## What to do
Write out the lines of the records below word for word, starting at the line containing "x-tick-label: 50% <box>591 652 627 672</box>" and ending at the line containing "bar-online <box>217 560 524 574</box>".

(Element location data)
━━━

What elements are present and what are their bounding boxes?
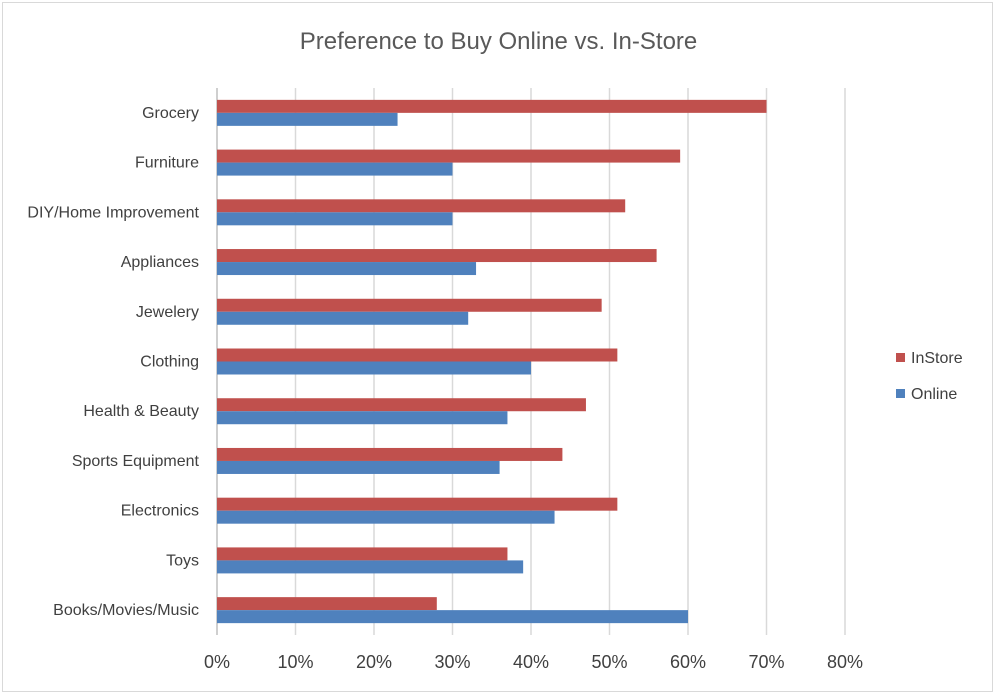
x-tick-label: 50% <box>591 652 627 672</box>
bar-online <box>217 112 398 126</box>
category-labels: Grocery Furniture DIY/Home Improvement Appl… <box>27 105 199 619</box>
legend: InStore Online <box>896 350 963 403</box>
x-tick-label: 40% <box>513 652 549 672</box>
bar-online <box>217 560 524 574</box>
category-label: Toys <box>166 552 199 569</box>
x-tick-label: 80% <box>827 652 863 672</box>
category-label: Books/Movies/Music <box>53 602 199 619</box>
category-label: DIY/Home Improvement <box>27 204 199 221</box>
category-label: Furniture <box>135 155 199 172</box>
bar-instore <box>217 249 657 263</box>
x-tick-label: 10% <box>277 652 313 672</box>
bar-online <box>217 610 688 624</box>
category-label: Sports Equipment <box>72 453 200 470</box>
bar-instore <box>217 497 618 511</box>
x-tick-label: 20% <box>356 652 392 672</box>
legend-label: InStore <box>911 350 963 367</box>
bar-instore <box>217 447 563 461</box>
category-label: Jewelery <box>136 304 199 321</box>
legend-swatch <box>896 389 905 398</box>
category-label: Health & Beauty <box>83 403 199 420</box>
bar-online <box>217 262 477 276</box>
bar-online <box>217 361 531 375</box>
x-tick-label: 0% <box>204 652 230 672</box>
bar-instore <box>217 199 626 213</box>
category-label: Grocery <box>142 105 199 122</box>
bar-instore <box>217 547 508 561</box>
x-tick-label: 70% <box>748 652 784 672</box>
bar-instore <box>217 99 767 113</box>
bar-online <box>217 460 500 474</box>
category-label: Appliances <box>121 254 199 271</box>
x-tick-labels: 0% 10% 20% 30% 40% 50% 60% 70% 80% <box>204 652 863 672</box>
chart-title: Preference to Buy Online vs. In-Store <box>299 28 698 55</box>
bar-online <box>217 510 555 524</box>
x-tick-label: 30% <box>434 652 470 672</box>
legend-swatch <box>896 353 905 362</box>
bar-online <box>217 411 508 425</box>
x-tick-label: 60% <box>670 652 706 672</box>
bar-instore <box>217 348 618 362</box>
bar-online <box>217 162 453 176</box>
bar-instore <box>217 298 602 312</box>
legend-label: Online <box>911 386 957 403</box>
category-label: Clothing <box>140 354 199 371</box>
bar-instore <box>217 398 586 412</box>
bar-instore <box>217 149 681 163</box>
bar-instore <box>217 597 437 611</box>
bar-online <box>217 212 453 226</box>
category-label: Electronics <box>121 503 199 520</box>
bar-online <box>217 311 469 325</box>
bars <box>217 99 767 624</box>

━━━

## Task result
x-tick-label: 50% <box>591 652 627 672</box>
bar-online <box>217 112 398 126</box>
category-labels: Grocery Furniture DIY/Home Improvement Appl… <box>27 105 199 619</box>
legend: InStore Online <box>896 350 963 403</box>
x-tick-label: 40% <box>513 652 549 672</box>
bar-online <box>217 560 524 574</box>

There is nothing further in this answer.